Listing |
--- Start ---

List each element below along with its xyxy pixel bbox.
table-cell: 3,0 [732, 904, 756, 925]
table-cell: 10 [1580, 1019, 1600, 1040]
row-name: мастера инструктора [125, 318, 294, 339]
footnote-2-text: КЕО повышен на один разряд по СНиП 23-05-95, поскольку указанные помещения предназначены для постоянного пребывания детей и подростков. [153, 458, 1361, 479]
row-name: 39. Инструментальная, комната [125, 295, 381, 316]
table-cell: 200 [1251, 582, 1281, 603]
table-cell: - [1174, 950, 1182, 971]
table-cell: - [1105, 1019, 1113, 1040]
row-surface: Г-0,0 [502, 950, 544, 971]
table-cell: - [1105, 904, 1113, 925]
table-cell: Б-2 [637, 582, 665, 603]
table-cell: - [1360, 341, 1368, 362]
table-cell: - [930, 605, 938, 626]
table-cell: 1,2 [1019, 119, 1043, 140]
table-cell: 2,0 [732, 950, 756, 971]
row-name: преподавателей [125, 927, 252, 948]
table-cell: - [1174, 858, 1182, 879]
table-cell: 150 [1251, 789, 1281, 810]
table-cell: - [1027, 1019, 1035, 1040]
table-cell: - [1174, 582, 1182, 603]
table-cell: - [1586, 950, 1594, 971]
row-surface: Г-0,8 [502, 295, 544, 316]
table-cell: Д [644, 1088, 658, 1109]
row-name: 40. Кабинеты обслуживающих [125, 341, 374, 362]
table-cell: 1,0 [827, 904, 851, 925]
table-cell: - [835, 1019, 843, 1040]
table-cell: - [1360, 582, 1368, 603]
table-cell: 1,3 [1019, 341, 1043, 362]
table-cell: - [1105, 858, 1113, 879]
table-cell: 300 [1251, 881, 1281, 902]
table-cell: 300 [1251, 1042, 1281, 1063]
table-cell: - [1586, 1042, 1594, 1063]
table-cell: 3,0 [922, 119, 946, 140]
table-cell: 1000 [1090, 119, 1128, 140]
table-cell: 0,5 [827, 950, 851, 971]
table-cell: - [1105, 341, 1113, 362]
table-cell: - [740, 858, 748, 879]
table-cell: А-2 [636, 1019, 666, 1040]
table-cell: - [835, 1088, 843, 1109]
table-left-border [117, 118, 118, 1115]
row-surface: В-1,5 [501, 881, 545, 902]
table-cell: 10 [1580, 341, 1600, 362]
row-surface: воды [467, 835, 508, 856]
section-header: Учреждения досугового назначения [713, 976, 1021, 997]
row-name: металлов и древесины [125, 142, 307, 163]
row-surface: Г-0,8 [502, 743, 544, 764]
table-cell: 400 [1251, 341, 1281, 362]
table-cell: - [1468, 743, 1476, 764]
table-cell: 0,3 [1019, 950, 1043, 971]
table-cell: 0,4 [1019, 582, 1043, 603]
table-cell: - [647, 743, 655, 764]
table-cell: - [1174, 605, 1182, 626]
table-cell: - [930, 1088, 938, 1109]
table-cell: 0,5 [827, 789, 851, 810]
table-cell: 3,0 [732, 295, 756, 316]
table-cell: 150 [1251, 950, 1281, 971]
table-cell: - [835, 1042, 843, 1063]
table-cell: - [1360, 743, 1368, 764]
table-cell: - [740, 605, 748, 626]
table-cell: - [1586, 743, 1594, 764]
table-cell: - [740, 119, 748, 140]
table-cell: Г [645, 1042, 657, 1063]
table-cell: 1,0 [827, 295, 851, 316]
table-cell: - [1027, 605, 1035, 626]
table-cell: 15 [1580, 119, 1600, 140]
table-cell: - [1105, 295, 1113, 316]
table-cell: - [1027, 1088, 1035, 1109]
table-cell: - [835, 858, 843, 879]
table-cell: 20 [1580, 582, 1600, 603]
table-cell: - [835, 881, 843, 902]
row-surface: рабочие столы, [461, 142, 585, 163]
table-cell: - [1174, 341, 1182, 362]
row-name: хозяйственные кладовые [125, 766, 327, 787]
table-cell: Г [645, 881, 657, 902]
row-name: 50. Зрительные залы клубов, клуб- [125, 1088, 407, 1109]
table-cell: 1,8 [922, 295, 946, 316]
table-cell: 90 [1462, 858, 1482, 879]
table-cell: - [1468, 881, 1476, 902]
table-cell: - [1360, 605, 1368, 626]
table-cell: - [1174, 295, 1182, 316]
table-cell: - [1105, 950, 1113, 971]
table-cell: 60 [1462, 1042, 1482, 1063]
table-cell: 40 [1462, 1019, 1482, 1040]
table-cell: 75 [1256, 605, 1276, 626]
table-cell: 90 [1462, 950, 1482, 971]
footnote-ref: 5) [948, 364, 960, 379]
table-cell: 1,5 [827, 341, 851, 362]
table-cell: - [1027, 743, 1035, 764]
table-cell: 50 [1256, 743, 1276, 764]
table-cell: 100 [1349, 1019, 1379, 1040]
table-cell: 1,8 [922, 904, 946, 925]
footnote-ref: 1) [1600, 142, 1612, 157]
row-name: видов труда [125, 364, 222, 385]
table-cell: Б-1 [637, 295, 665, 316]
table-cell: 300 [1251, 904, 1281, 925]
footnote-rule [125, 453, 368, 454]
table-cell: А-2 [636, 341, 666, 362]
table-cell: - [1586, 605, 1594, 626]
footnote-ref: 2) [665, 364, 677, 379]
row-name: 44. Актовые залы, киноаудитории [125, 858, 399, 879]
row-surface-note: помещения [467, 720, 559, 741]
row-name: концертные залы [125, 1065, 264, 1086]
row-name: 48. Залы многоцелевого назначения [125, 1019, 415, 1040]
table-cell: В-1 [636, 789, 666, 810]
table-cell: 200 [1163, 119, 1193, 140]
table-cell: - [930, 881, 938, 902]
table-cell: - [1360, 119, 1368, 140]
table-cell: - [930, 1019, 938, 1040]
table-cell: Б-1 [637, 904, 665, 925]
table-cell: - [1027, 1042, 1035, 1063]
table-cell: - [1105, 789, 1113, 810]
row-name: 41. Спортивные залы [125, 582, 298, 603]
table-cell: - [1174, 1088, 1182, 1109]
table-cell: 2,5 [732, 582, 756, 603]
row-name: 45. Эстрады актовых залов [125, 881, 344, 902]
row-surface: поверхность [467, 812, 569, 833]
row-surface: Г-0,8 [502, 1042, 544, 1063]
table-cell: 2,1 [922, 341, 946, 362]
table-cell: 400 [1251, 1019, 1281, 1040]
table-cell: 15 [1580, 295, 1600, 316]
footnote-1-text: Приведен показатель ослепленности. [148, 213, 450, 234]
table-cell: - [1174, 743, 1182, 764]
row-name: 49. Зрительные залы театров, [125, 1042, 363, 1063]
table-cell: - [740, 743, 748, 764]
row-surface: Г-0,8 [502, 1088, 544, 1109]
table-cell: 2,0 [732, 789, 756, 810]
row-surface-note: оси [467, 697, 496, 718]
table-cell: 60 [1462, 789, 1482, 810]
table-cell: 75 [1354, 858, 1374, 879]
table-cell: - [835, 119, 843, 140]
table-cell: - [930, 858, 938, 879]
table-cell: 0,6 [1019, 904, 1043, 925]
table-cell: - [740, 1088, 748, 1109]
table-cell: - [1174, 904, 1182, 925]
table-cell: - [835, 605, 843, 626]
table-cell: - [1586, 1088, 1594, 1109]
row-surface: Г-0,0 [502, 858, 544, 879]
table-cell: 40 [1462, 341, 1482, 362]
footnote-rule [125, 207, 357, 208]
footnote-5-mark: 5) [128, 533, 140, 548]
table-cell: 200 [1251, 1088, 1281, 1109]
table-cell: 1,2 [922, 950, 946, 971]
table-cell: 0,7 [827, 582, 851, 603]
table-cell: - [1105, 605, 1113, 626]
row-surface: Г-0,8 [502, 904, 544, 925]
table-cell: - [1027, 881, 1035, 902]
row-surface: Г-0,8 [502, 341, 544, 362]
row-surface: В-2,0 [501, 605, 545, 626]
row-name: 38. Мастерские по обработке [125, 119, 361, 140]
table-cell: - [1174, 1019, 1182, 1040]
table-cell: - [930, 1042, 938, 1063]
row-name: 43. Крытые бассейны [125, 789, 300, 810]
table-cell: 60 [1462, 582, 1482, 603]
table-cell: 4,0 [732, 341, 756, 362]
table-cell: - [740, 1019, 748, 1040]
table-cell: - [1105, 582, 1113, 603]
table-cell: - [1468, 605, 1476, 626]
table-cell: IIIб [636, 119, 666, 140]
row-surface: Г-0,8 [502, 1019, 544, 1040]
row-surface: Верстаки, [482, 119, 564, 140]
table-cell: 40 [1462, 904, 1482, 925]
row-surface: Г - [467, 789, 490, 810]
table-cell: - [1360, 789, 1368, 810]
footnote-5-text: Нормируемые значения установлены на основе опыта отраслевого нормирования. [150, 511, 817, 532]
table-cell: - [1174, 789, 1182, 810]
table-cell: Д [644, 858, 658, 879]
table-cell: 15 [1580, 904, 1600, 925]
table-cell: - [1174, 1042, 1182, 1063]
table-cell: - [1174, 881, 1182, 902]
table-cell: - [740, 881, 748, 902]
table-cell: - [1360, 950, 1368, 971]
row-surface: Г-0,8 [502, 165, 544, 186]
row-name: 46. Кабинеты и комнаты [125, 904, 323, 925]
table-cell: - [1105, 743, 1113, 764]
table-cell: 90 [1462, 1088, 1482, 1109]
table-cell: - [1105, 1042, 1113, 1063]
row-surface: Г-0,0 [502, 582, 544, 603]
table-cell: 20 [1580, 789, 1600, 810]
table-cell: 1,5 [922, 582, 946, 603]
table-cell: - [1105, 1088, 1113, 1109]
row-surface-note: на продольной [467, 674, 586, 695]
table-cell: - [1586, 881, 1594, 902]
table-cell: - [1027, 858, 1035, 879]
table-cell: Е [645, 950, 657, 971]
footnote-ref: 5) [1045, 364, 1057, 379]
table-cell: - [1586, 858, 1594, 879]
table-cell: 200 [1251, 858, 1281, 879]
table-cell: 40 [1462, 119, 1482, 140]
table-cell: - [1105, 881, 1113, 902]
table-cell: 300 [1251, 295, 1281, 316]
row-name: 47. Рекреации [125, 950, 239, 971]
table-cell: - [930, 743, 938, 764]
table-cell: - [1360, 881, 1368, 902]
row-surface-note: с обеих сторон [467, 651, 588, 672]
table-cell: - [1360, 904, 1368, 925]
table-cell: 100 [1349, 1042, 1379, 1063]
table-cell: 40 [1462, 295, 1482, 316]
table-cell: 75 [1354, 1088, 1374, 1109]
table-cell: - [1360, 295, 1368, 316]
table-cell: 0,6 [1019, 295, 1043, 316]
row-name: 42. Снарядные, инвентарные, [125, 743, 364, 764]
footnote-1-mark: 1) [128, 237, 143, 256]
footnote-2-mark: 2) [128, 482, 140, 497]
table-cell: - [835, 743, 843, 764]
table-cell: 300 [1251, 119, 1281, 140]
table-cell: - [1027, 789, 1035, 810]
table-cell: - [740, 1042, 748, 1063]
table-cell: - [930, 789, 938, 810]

--- End ---

Edit the rows from the start through the line that contains "row-surface: Г-0,8 [502, 743, 544, 764]", changing "Учреждения досугового назначения" to "Учреждения культурного назначения" and leaving everything else as it is.

List each element below along with its xyxy pixel bbox.
table-cell: 3,0 [732, 904, 756, 925]
table-cell: 10 [1580, 1019, 1600, 1040]
row-name: мастера инструктора [125, 318, 294, 339]
footnote-2-text: КЕО повышен на один разряд по СНиП 23-05-95, поскольку указанные помещения предназначены для постоянного пребывания детей и подростков. [153, 458, 1361, 479]
row-name: 39. Инструментальная, комната [125, 295, 381, 316]
table-cell: 200 [1251, 582, 1281, 603]
table-cell: - [1174, 950, 1182, 971]
table-cell: - [1105, 1019, 1113, 1040]
row-surface: Г-0,0 [502, 950, 544, 971]
table-cell: - [1105, 904, 1113, 925]
table-cell: Б-2 [637, 582, 665, 603]
table-cell: - [1360, 341, 1368, 362]
table-cell: - [930, 605, 938, 626]
table-cell: 1,2 [1019, 119, 1043, 140]
table-cell: 2,0 [732, 950, 756, 971]
row-name: преподавателей [125, 927, 252, 948]
table-cell: - [1174, 858, 1182, 879]
table-cell: 150 [1251, 789, 1281, 810]
table-cell: - [1027, 1019, 1035, 1040]
table-cell: - [1174, 582, 1182, 603]
table-cell: - [1586, 950, 1594, 971]
row-surface: Г-0,8 [502, 295, 544, 316]
table-cell: Д [644, 1088, 658, 1109]
row-name: 40. Кабинеты обслуживающих [125, 341, 374, 362]
table-cell: 1,0 [827, 904, 851, 925]
table-cell: - [835, 1019, 843, 1040]
table-cell: - [1360, 582, 1368, 603]
table-cell: 1,3 [1019, 341, 1043, 362]
table-cell: - [1105, 858, 1113, 879]
table-cell: 300 [1251, 881, 1281, 902]
table-cell: 300 [1251, 1042, 1281, 1063]
table-cell: - [1586, 1042, 1594, 1063]
table-cell: 3,0 [922, 119, 946, 140]
table-cell: 1000 [1090, 119, 1128, 140]
table-cell: 0,5 [827, 950, 851, 971]
table-cell: - [1105, 341, 1113, 362]
table-cell: - [740, 858, 748, 879]
table-cell: А-2 [636, 1019, 666, 1040]
table-cell: - [835, 1088, 843, 1109]
table-left-border [117, 118, 118, 1115]
row-surface: В-1,5 [501, 881, 545, 902]
table-cell: 10 [1580, 341, 1600, 362]
row-surface: воды [467, 835, 508, 856]
section-header: Учреждения культурного назначения [713, 976, 1021, 997]
row-name: металлов и древесины [125, 142, 307, 163]
row-surface: Г-0,8 [502, 743, 544, 764]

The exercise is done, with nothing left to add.